(Data entries for graphics)
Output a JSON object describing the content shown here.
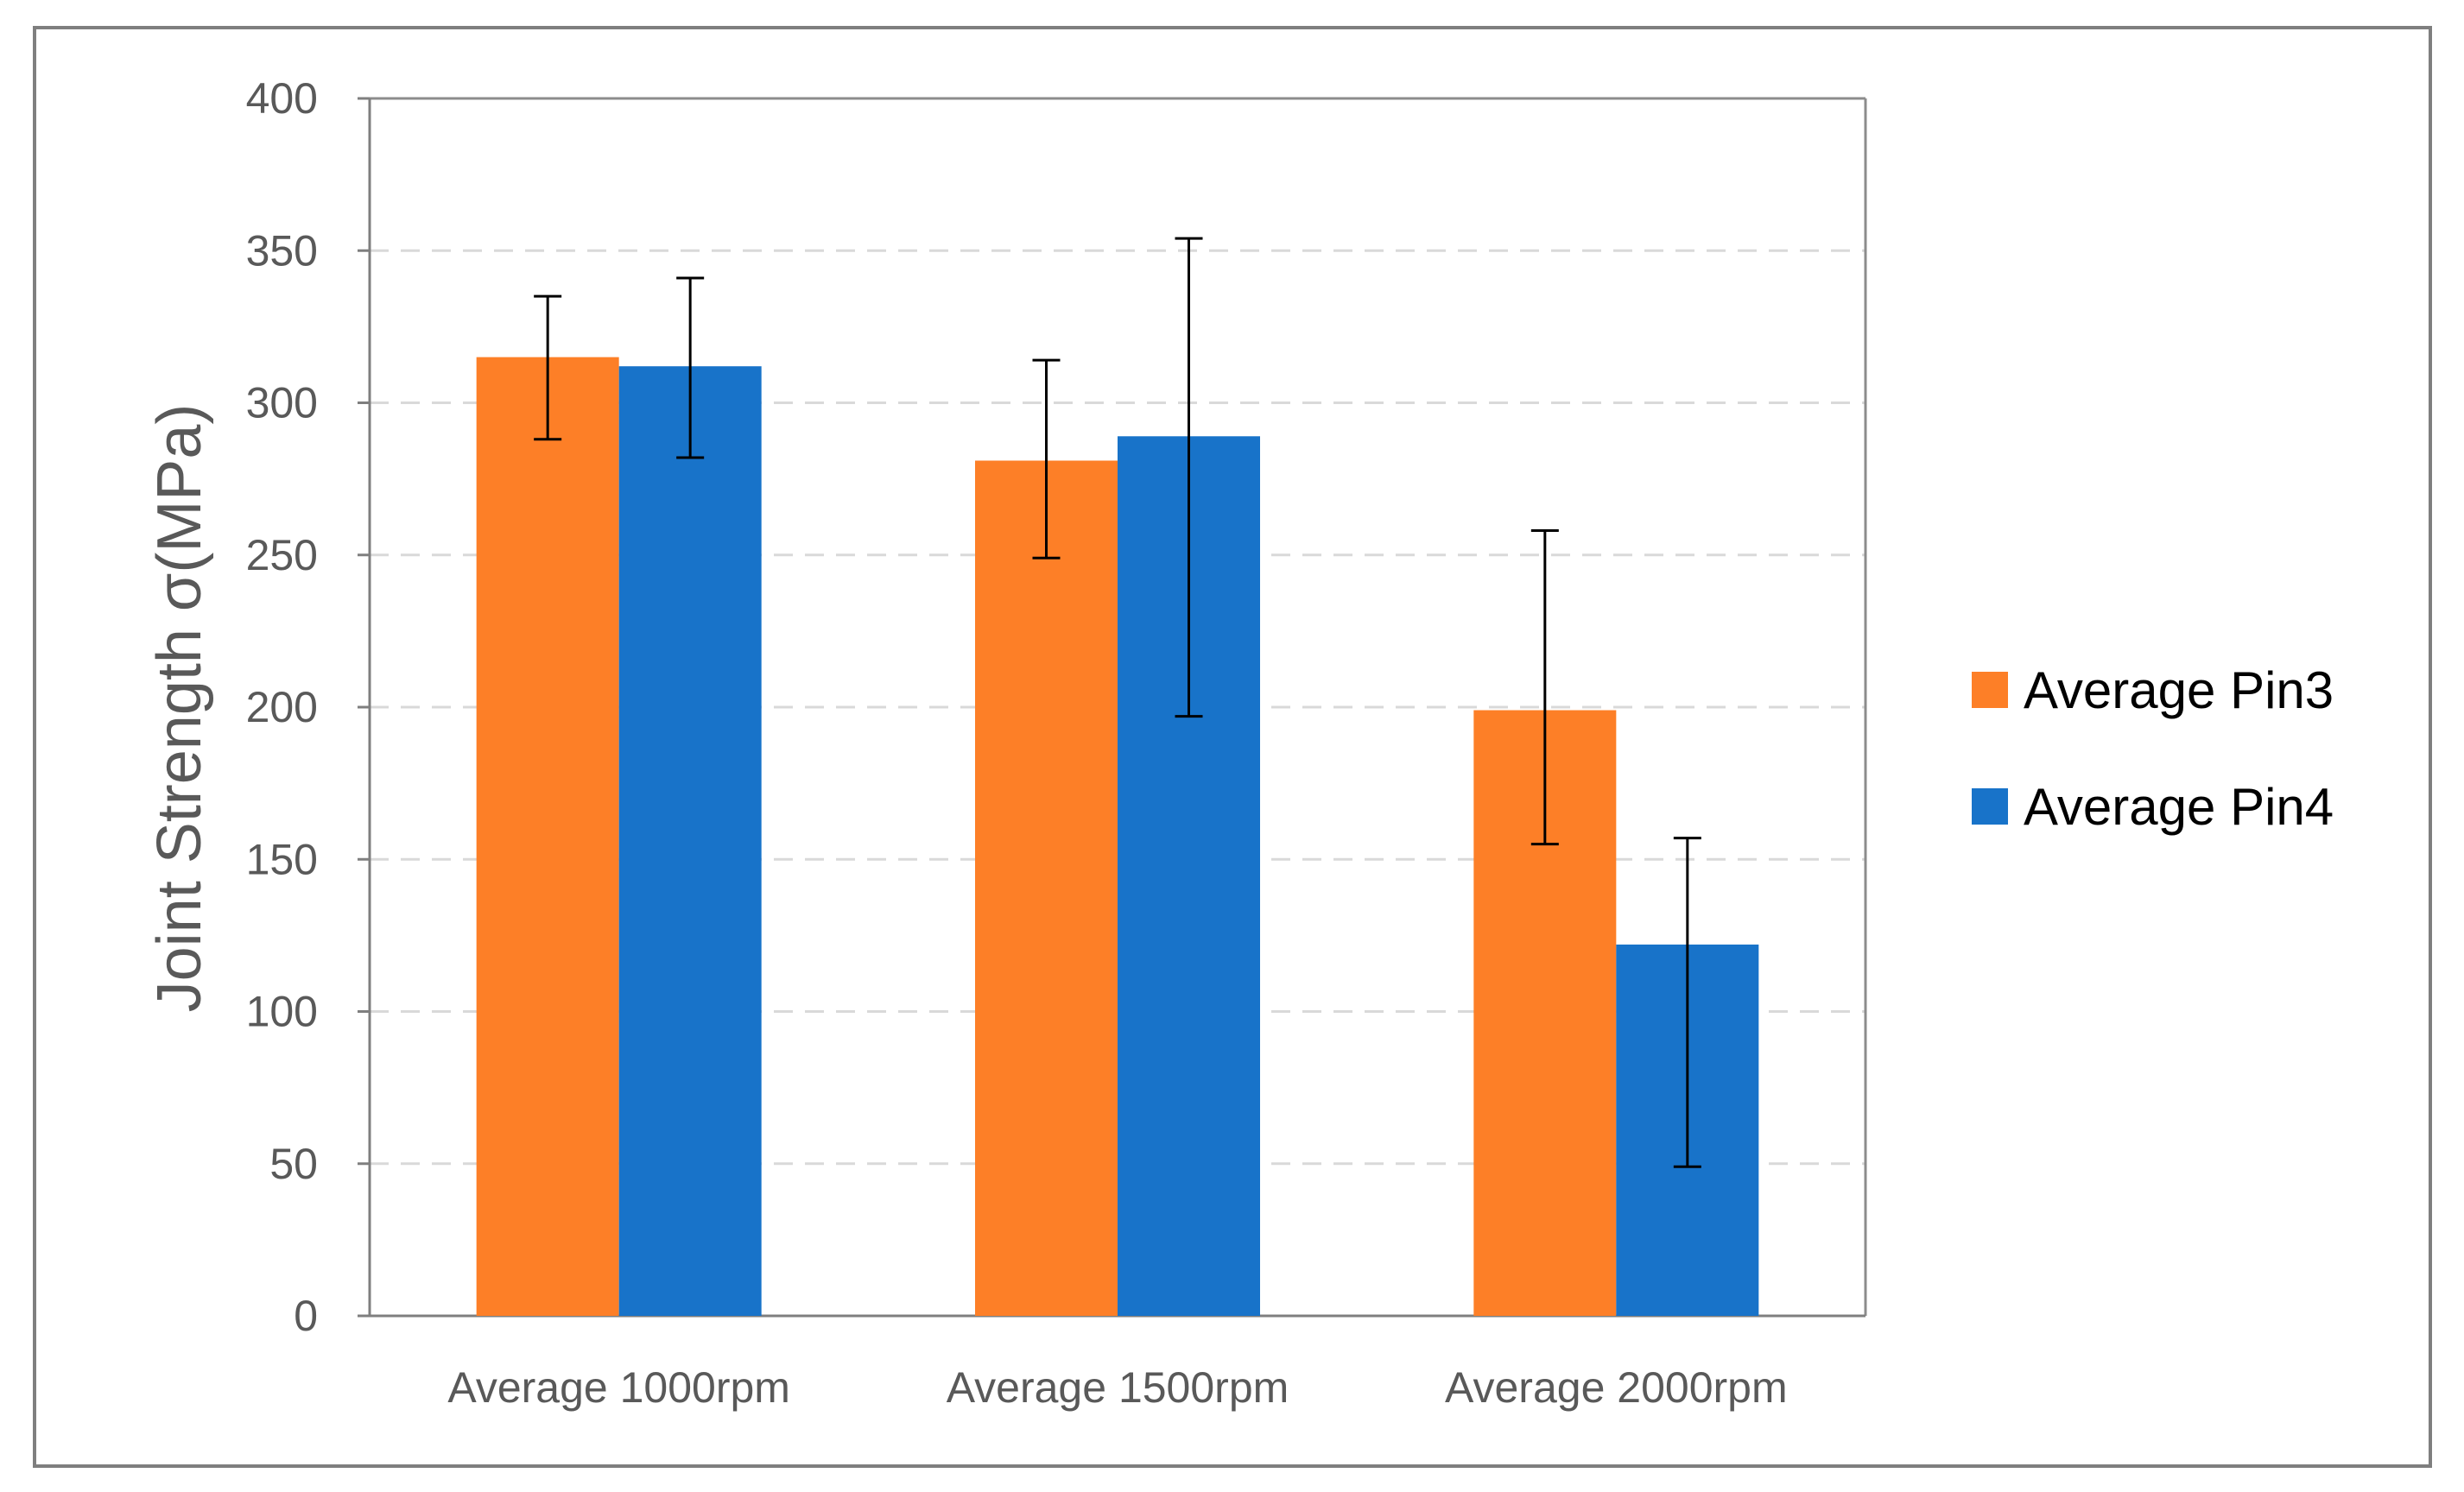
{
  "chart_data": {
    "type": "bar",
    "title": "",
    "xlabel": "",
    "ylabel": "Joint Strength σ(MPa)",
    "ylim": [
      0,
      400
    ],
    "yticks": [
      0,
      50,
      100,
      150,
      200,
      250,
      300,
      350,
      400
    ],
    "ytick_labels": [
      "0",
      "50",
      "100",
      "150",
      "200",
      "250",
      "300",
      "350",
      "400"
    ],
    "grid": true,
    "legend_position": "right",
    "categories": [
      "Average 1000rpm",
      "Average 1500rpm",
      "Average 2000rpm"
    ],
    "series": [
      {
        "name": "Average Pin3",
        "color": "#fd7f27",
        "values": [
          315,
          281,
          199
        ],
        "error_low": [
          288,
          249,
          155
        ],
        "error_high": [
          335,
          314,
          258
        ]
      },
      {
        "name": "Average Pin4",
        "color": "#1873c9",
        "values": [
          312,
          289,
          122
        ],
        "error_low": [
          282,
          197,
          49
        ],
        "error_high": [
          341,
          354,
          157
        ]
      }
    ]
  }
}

### WORK TO BE COMPLETED
Restate the data above word for word. Skip every picture.

### THE OUTPUT
Output a JSON object describing the content shown here.
{
  "chart_data": {
    "type": "bar",
    "title": "",
    "xlabel": "",
    "ylabel": "Joint Strength σ(MPa)",
    "ylim": [
      0,
      400
    ],
    "yticks": [
      0,
      50,
      100,
      150,
      200,
      250,
      300,
      350,
      400
    ],
    "ytick_labels": [
      "0",
      "50",
      "100",
      "150",
      "200",
      "250",
      "300",
      "350",
      "400"
    ],
    "grid": true,
    "legend_position": "right",
    "categories": [
      "Average 1000rpm",
      "Average 1500rpm",
      "Average 2000rpm"
    ],
    "series": [
      {
        "name": "Average Pin3",
        "color": "#fd7f27",
        "values": [
          315,
          281,
          199
        ],
        "error_low": [
          288,
          249,
          155
        ],
        "error_high": [
          335,
          314,
          258
        ]
      },
      {
        "name": "Average Pin4",
        "color": "#1873c9",
        "values": [
          312,
          289,
          122
        ],
        "error_low": [
          282,
          197,
          49
        ],
        "error_high": [
          341,
          354,
          157
        ]
      }
    ]
  }
}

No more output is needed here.